● **Given exercise**: Type every record exactly as it appears.

┄┄┄┄┄┄

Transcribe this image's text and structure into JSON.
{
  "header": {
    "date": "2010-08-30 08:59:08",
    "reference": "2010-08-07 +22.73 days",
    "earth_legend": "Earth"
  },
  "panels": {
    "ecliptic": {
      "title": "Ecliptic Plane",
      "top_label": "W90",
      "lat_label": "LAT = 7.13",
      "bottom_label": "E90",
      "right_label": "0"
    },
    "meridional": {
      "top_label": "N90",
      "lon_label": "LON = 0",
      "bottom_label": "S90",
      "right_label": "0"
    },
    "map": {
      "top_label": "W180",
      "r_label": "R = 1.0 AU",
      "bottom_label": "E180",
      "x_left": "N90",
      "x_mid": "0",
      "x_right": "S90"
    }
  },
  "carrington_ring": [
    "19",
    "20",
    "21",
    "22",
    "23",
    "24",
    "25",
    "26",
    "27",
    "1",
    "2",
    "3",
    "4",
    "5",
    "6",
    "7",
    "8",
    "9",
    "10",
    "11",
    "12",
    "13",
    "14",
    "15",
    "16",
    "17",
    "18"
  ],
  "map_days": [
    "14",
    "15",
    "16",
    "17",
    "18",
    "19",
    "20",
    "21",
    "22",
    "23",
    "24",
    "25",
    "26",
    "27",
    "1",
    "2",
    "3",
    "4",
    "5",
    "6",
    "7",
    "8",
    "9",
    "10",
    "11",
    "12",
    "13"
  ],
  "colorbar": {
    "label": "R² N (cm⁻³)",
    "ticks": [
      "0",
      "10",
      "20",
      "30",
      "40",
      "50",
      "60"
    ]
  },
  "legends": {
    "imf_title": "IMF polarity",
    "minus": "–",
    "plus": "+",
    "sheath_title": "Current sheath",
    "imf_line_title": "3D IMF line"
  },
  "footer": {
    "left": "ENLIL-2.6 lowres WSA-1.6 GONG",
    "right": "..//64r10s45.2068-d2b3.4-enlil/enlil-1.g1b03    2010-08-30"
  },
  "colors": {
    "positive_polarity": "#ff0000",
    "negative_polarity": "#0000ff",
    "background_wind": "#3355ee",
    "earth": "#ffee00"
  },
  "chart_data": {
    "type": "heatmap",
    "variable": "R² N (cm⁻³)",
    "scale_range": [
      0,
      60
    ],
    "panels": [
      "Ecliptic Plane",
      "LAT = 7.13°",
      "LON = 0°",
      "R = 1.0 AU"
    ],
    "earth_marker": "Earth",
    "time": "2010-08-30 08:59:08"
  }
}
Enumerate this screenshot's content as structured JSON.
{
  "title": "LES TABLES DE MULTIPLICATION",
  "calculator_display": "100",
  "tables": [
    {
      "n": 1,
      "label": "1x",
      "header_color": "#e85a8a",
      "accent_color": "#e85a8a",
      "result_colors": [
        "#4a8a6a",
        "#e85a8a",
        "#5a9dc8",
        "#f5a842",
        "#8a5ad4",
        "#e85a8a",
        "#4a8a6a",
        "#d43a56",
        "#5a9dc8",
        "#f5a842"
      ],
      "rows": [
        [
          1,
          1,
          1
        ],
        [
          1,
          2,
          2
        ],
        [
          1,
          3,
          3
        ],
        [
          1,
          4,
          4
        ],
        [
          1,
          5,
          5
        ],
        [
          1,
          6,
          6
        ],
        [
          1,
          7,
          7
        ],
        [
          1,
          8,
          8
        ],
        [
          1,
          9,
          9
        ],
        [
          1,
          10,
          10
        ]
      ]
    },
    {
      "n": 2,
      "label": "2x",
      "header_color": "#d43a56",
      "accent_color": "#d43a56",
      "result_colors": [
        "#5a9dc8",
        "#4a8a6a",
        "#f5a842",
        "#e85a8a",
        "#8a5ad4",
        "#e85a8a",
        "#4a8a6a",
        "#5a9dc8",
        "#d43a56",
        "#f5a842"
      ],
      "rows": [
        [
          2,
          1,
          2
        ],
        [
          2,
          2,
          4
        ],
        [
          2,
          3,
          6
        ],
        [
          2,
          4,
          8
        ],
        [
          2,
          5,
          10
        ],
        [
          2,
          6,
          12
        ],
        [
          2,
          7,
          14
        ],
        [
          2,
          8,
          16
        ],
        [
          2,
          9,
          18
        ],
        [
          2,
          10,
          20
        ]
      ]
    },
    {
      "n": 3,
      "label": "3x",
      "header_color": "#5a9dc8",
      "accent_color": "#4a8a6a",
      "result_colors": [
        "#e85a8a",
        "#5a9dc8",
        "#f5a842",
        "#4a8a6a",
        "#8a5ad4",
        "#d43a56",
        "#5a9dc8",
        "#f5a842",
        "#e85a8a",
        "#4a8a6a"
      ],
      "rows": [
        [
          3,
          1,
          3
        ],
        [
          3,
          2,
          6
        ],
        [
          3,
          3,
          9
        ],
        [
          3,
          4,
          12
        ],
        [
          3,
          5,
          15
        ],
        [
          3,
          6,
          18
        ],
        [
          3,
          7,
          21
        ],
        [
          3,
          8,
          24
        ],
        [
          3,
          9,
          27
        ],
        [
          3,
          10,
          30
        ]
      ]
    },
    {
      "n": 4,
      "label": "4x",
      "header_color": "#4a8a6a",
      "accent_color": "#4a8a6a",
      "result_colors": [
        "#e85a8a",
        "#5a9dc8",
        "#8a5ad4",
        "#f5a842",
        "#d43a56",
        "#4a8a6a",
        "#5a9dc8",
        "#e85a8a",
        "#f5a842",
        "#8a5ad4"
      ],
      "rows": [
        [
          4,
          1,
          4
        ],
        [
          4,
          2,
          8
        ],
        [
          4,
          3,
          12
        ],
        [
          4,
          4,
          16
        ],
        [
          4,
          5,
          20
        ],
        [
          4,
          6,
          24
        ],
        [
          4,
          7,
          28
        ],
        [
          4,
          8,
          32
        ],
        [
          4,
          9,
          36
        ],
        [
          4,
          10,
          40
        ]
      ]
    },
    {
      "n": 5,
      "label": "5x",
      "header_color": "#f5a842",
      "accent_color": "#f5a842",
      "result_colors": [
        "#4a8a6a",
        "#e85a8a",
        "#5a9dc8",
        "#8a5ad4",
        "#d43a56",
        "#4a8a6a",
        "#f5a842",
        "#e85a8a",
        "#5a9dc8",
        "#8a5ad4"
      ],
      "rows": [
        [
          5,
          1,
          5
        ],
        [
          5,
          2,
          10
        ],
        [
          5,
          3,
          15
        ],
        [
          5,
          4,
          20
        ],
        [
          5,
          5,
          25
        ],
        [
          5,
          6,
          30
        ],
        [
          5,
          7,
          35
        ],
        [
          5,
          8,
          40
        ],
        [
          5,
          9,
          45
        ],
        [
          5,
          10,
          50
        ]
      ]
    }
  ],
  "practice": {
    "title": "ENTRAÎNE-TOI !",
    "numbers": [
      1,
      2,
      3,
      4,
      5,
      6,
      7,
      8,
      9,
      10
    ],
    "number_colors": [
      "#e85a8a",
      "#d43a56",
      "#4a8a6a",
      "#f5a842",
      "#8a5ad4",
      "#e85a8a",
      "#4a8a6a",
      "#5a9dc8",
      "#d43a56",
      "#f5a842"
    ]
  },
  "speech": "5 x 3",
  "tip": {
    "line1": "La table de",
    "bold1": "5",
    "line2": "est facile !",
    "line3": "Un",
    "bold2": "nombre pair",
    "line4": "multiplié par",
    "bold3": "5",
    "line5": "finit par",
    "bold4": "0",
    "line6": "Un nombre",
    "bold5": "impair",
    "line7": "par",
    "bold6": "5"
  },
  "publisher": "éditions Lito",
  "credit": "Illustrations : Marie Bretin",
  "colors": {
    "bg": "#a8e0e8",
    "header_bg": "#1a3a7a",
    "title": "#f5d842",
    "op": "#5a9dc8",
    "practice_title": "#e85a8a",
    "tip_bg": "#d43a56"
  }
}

┄┄┄┄┄┄

● **Task output**:
Transcribe this image's text and structure into JSON.
{
  "header": {
    "date": "2010-08-30 08:59:08",
    "reference": "2010-08-07 +22.73 days",
    "earth_legend": "Earth"
  },
  "panels": {
    "ecliptic": {
      "title": "Ecliptic Plane",
      "top_label": "W90",
      "lat_label": "LAT = 7.13",
      "bottom_label": "E90",
      "right_label": "0"
    },
    "meridional": {
      "top_label": "N90",
      "lon_label": "LON = 0",
      "bottom_label": "S90",
      "right_label": "0"
    },
    "map": {
      "top_label": "W180",
      "r_label": "R = 1.0 AU",
      "bottom_label": "E180",
      "x_left": "N90",
      "x_mid": "0",
      "x_right": "S90"
    }
  },
  "carrington_ring": [
    "19",
    "20",
    "21",
    "22",
    "23",
    "24",
    "25",
    "26",
    "27",
    "1",
    "2",
    "3",
    "4",
    "5",
    "6",
    "7",
    "8",
    "9",
    "10",
    "11",
    "12",
    "13",
    "14",
    "15",
    "16",
    "17",
    "18"
  ],
  "map_days": [
    "14",
    "15",
    "16",
    "17",
    "18",
    "19",
    "20",
    "21",
    "22",
    "23",
    "24",
    "25",
    "26",
    "27",
    "1",
    "2",
    "3",
    "4",
    "5",
    "6",
    "7",
    "8",
    "9",
    "10",
    "11",
    "12",
    "13"
  ],
  "colorbar": {
    "label": "R² N (cm⁻³)",
    "ticks": [
      "0",
      "10",
      "20",
      "30",
      "40",
      "50",
      "60"
    ]
  },
  "legends": {
    "imf_title": "IMF polarity",
    "minus": "–",
    "plus": "+",
    "sheath_title": "Current sheath",
    "imf_line_title": "3D IMF line"
  },
  "footer": {
    "left": "ENLIL-2.6 lowres WSA-1.6 GONG",
    "right": "..//64r10s45.2068-d2b3.4-enlil/enlil-1.g1b03    2010-08-30"
  },
  "colors": {
    "positive_polarity": "#ff0000",
    "negative_polarity": "#0000ff",
    "background_wind": "#3355ee",
    "earth": "#ffee00"
  },
  "chart_data": {
    "type": "heatmap",
    "variable": "R² N (cm⁻³)",
    "scale_range": [
      0,
      60
    ],
    "panels": [
      "Ecliptic Plane",
      "LAT = 7.13°",
      "LON = 0°",
      "R = 1.0 AU"
    ],
    "earth_marker": "Earth",
    "time": "2010-08-30 08:59:08"
  }
}
Enumerate this screenshot's content as structured JSON.
{
  "title": "LES TABLES DE MULTIPLICATION",
  "calculator_display": "100",
  "tables": [
    {
      "n": 1,
      "label": "1x",
      "header_color": "#e85a8a",
      "accent_color": "#e85a8a",
      "result_colors": [
        "#4a8a6a",
        "#e85a8a",
        "#5a9dc8",
        "#f5a842",
        "#8a5ad4",
        "#e85a8a",
        "#4a8a6a",
        "#d43a56",
        "#5a9dc8",
        "#f5a842"
      ],
      "rows": [
        [
          1,
          1,
          1
        ],
        [
          1,
          2,
          2
        ],
        [
          1,
          3,
          3
        ],
        [
          1,
          4,
          4
        ],
        [
          1,
          5,
          5
        ],
        [
          1,
          6,
          6
        ],
        [
          1,
          7,
          7
        ],
        [
          1,
          8,
          8
        ],
        [
          1,
          9,
          9
        ],
        [
          1,
          10,
          10
        ]
      ]
    },
    {
      "n": 2,
      "label": "2x",
      "header_color": "#d43a56",
      "accent_color": "#d43a56",
      "result_colors": [
        "#5a9dc8",
        "#4a8a6a",
        "#f5a842",
        "#e85a8a",
        "#8a5ad4",
        "#e85a8a",
        "#4a8a6a",
        "#5a9dc8",
        "#d43a56",
        "#f5a842"
      ],
      "rows": [
        [
          2,
          1,
          2
        ],
        [
          2,
          2,
          4
        ],
        [
          2,
          3,
          6
        ],
        [
          2,
          4,
          8
        ],
        [
          2,
          5,
          10
        ],
        [
          2,
          6,
          12
        ],
        [
          2,
          7,
          14
        ],
        [
          2,
          8,
          16
        ],
        [
          2,
          9,
          18
        ],
        [
          2,
          10,
          20
        ]
      ]
    },
    {
      "n": 3,
      "label": "3x",
      "header_color": "#5a9dc8",
      "accent_color": "#4a8a6a",
      "result_colors": [
        "#e85a8a",
        "#5a9dc8",
        "#f5a842",
        "#4a8a6a",
        "#8a5ad4",
        "#d43a56",
        "#5a9dc8",
        "#f5a842",
        "#e85a8a",
        "#4a8a6a"
      ],
      "rows": [
        [
          3,
          1,
          3
        ],
        [
          3,
          2,
          6
        ],
        [
          3,
          3,
          9
        ],
        [
          3,
          4,
          12
        ],
        [
          3,
          5,
          15
        ],
        [
          3,
          6,
          18
        ],
        [
          3,
          7,
          21
        ],
        [
          3,
          8,
          24
        ],
        [
          3,
          9,
          27
        ],
        [
          3,
          10,
          30
        ]
      ]
    },
    {
      "n": 4,
      "label": "4x",
      "header_color": "#4a8a6a",
      "accent_color": "#4a8a6a",
      "result_colors": [
        "#e85a8a",
        "#5a9dc8",
        "#8a5ad4",
        "#f5a842",
        "#d43a56",
        "#4a8a6a",
        "#5a9dc8",
        "#e85a8a",
        "#f5a842",
        "#8a5ad4"
      ],
      "rows": [
        [
          4,
          1,
          4
        ],
        [
          4,
          2,
          8
        ],
        [
          4,
          3,
          12
        ],
        [
          4,
          4,
          16
        ],
        [
          4,
          5,
          20
        ],
        [
          4,
          6,
          24
        ],
        [
          4,
          7,
          28
        ],
        [
          4,
          8,
          32
        ],
        [
          4,
          9,
          36
        ],
        [
          4,
          10,
          40
        ]
      ]
    },
    {
      "n": 5,
      "label": "5x",
      "header_color": "#f5a842",
      "accent_color": "#f5a842",
      "result_colors": [
        "#4a8a6a",
        "#e85a8a",
        "#5a9dc8",
        "#8a5ad4",
        "#d43a56",
        "#4a8a6a",
        "#f5a842",
        "#e85a8a",
        "#5a9dc8",
        "#8a5ad4"
      ],
      "rows": [
        [
          5,
          1,
          5
        ],
        [
          5,
          2,
          10
        ],
        [
          5,
          3,
          15
        ],
        [
          5,
          4,
          20
        ],
        [
          5,
          5,
          25
        ],
        [
          5,
          6,
          30
        ],
        [
          5,
          7,
          35
        ],
        [
          5,
          8,
          40
        ],
        [
          5,
          9,
          45
        ],
        [
          5,
          10,
          50
        ]
      ]
    }
  ],
  "practice": {
    "title": "ENTRAÎNE-TOI !",
    "numbers": [
      1,
      2,
      3,
      4,
      5,
      6,
      7,
      8,
      9,
      10
    ],
    "number_colors": [
      "#e85a8a",
      "#d43a56",
      "#4a8a6a",
      "#f5a842",
      "#8a5ad4",
      "#e85a8a",
      "#4a8a6a",
      "#5a9dc8",
      "#d43a56",
      "#f5a842"
    ]
  },
  "speech": "5 x 3",
  "tip": {
    "line1": "La table de",
    "bold1": "5",
    "line2": "est facile !",
    "line3": "Un",
    "bold2": "nombre pair",
    "line4": "multiplié par",
    "bold3": "5",
    "line5": "finit par",
    "bold4": "0",
    "line6": "Un nombre",
    "bold5": "impair",
    "line7": "par",
    "bold6": "5"
  },
  "publisher": "éditions Lito",
  "credit": "Illustrations : Marie Bretin",
  "colors": {
    "bg": "#a8e0e8",
    "header_bg": "#1a3a7a",
    "title": "#f5d842",
    "op": "#5a9dc8",
    "practice_title": "#e85a8a",
    "tip_bg": "#d43a56"
  }
}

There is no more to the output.